* _GIVEN PROBLEM_
Below are some records; repeat them all exactly, minus the pictures.
===== GIVEN ENTRIES
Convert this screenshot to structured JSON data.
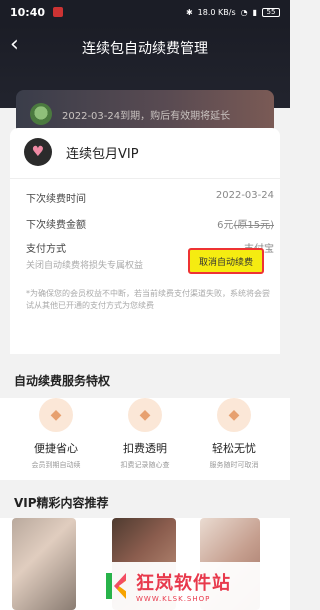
{
  "status_bar": {
    "time": "10:40",
    "right_text": "18.0 KB/s",
    "battery": "55"
  },
  "header": {
    "title": "连续包自动续费管理",
    "member_card": {
      "expiry_text": "2022-03-24到期，购后有效期将延长"
    }
  },
  "subscription": {
    "name": "连续包月VIP",
    "rows": [
      {
        "label": "下次续费时间",
        "value": "2022-03-24"
      },
      {
        "label": "下次续费金额",
        "value": "6元",
        "original": "(原15元)"
      },
      {
        "label": "支付方式",
        "value": "支付宝"
      }
    ],
    "cancel_hint": "关闭自动续费将损失专属权益",
    "cancel_button": "取消自动续费",
    "notice": "*为确保您的会员权益不中断，若当前续费支付渠道失败，系统将会尝试从其他已开通的支付方式为您续费"
  },
  "privileges": {
    "title": "自动续费服务特权",
    "items": [
      {
        "name": "便捷省心",
        "desc": "会员到期自动续",
        "icon": "shield-icon"
      },
      {
        "name": "扣费透明",
        "desc": "扣费记录随心查",
        "icon": "shield-icon"
      },
      {
        "name": "轻松无忧",
        "desc": "服务随时可取消",
        "icon": "shield-icon"
      }
    ]
  },
  "recommendations": {
    "title": "VIP精彩内容推荐"
  },
  "watermark": {
    "title": "狂岚软件站",
    "url": "WWW.KLSK.SHOP"
  },
  "colors": {
    "header_bg": "#1b1d26",
    "cancel_button_bg": "#f5ec11",
    "highlight_border": "#e33",
    "privilege_icon": "#e7a06f",
    "watermark_red": "#e8394c",
    "watermark_green": "#28b34a"
  }
}
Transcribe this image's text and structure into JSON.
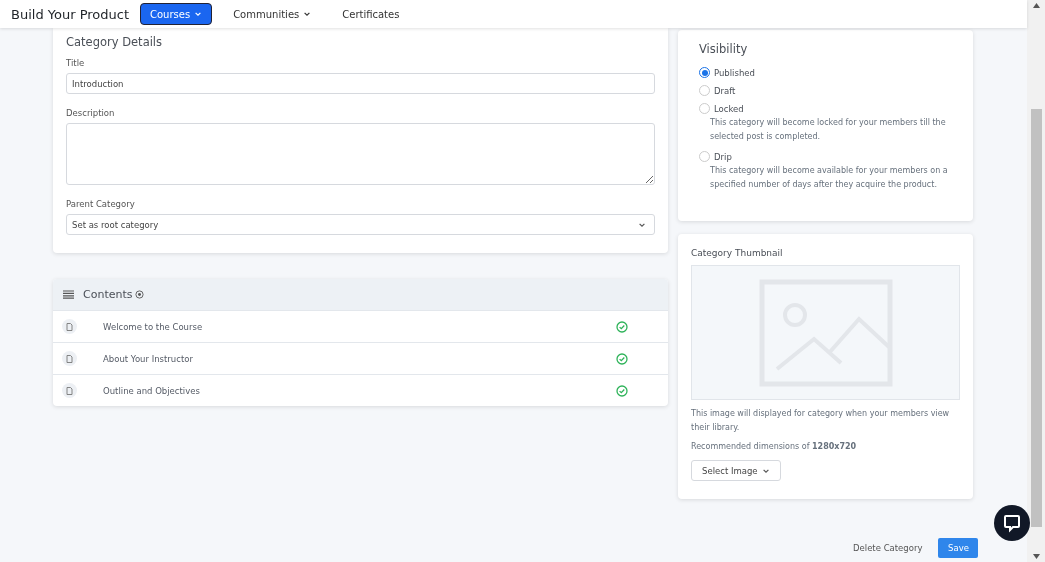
{
  "nav": {
    "brand": "Build Your Product",
    "items": [
      {
        "label": "Courses",
        "selected": true,
        "dropdown": true
      },
      {
        "label": "Communities",
        "selected": false,
        "dropdown": true
      },
      {
        "label": "Certificates",
        "selected": false,
        "dropdown": false
      }
    ]
  },
  "details": {
    "heading": "Category Details",
    "title_label": "Title",
    "title_value": "Introduction",
    "description_label": "Description",
    "parent_label": "Parent Category",
    "parent_value": "Set as root category"
  },
  "contents": {
    "heading": "Contents",
    "items": [
      {
        "title": "Welcome to the Course",
        "done": true
      },
      {
        "title": "About Your Instructor",
        "done": true
      },
      {
        "title": "Outline and Objectives",
        "done": true
      }
    ]
  },
  "visibility": {
    "heading": "Visibility",
    "options": [
      {
        "label": "Published",
        "selected": true
      },
      {
        "label": "Draft",
        "selected": false
      },
      {
        "label": "Locked",
        "selected": false,
        "note": "This category will become locked for your members till the selected post is completed."
      },
      {
        "label": "Drip",
        "selected": false,
        "note": "This category will become available for your members on a specified number of days after they acquire the product."
      }
    ]
  },
  "thumbnail": {
    "heading": "Category Thumbnail",
    "note": "This image will displayed for category when your members view their library.",
    "dimensions": "Recommended dimensions of **1280x720**",
    "button": "Select Image"
  },
  "actions": {
    "delete": "Delete Category",
    "save": "Save"
  }
}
==========
* _RESULT OF THIS TASK_
Convert this screenshot to structured JSON data.
{
  "status_bar": {
    "time": "10:40",
    "right_text": "18.0 KB/s",
    "battery": "55"
  },
  "header": {
    "title": "连续包自动续费管理",
    "member_card": {
      "expiry_text": "2022-03-24到期，购后有效期将延长"
    }
  },
  "subscription": {
    "name": "连续包月VIP",
    "rows": [
      {
        "label": "下次续费时间",
        "value": "2022-03-24"
      },
      {
        "label": "下次续费金额",
        "value": "6元",
        "original": "(原15元)"
      },
      {
        "label": "支付方式",
        "value": "支付宝"
      }
    ],
    "cancel_hint": "关闭自动续费将损失专属权益",
    "cancel_button": "取消自动续费",
    "notice": "*为确保您的会员权益不中断，若当前续费支付渠道失败，系统将会尝试从其他已开通的支付方式为您续费"
  },
  "privileges": {
    "title": "自动续费服务特权",
    "items": [
      {
        "name": "便捷省心",
        "desc": "会员到期自动续",
        "icon": "shield-icon"
      },
      {
        "name": "扣费透明",
        "desc": "扣费记录随心查",
        "icon": "shield-icon"
      },
      {
        "name": "轻松无忧",
        "desc": "服务随时可取消",
        "icon": "shield-icon"
      }
    ]
  },
  "recommendations": {
    "title": "VIP精彩内容推荐"
  },
  "watermark": {
    "title": "狂岚软件站",
    "url": "WWW.KLSK.SHOP"
  },
  "colors": {
    "header_bg": "#1b1d26",
    "cancel_button_bg": "#f5ec11",
    "highlight_border": "#e33",
    "privilege_icon": "#e7a06f",
    "watermark_red": "#e8394c",
    "watermark_green": "#28b34a"
  }
}
Transcribe this image's text and structure into JSON.
{
  "nav": {
    "brand": "Build Your Product",
    "items": [
      {
        "label": "Courses",
        "selected": true,
        "dropdown": true
      },
      {
        "label": "Communities",
        "selected": false,
        "dropdown": true
      },
      {
        "label": "Certificates",
        "selected": false,
        "dropdown": false
      }
    ]
  },
  "details": {
    "heading": "Category Details",
    "title_label": "Title",
    "title_value": "Introduction",
    "description_label": "Description",
    "parent_label": "Parent Category",
    "parent_value": "Set as root category"
  },
  "contents": {
    "heading": "Contents",
    "items": [
      {
        "title": "Welcome to the Course",
        "done": true
      },
      {
        "title": "About Your Instructor",
        "done": true
      },
      {
        "title": "Outline and Objectives",
        "done": true
      }
    ]
  },
  "visibility": {
    "heading": "Visibility",
    "options": [
      {
        "label": "Published",
        "selected": true
      },
      {
        "label": "Draft",
        "selected": false
      },
      {
        "label": "Locked",
        "selected": false,
        "note": "This category will become locked for your members till the selected post is completed."
      },
      {
        "label": "Drip",
        "selected": false,
        "note": "This category will become available for your members on a specified number of days after they acquire the product."
      }
    ]
  },
  "thumbnail": {
    "heading": "Category Thumbnail",
    "note": "This image will displayed for category when your members view their library.",
    "dimensions": "Recommended dimensions of **1280x720**",
    "button": "Select Image"
  },
  "actions": {
    "delete": "Delete Category",
    "save": "Save"
  }
}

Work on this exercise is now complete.